- How to complete this task
What you return must match the listing below exactly.

- Data supplied
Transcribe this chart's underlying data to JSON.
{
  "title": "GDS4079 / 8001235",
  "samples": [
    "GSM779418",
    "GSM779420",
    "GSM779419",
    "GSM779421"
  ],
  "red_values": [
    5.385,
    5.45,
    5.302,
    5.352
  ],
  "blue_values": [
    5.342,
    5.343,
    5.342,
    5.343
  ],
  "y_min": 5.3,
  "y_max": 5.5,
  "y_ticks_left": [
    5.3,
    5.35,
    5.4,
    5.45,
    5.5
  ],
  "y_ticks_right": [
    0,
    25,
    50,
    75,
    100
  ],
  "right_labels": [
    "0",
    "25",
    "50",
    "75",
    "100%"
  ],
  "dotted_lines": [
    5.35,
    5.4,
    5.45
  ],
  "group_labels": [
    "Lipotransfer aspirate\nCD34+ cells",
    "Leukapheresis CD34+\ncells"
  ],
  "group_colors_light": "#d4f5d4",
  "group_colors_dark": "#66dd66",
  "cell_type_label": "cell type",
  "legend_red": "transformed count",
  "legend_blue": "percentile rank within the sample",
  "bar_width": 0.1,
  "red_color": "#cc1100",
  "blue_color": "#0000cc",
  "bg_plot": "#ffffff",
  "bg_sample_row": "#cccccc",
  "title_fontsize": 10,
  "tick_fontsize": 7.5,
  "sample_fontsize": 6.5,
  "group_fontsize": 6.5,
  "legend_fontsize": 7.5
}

- Task output
Transcribe this chart's underlying data to JSON.
{
  "title": "GDS4079 / 8001235",
  "samples": [
    "GSM779418",
    "GSM779420",
    "GSM779419",
    "GSM779421"
  ],
  "red_values": [
    5.385,
    5.45,
    5.302,
    5.352
  ],
  "blue_values": [
    5.342,
    5.343,
    5.342,
    5.343
  ],
  "y_min": 5.3,
  "y_max": 5.5,
  "y_ticks_left": [
    5.3,
    5.35,
    5.4,
    5.45,
    5.5
  ],
  "y_ticks_right": [
    0,
    25,
    50,
    75,
    100
  ],
  "right_labels": [
    "0",
    "25",
    "50",
    "75",
    "100%"
  ],
  "dotted_lines": [
    5.35,
    5.4,
    5.45
  ],
  "group_labels": [
    "Lipotransfer aspirate\nCD34+ cells",
    "Leukapheresis CD34+\ncells"
  ],
  "group_colors_light": "#d4f5d4",
  "group_colors_dark": "#66dd66",
  "cell_type_label": "cell type",
  "legend_red": "transformed count",
  "legend_blue": "percentile rank within the sample",
  "bar_width": 0.1,
  "red_color": "#cc1100",
  "blue_color": "#0000cc",
  "bg_plot": "#ffffff",
  "bg_sample_row": "#cccccc",
  "title_fontsize": 10,
  "tick_fontsize": 7.5,
  "sample_fontsize": 6.5,
  "group_fontsize": 6.5,
  "legend_fontsize": 7.5
}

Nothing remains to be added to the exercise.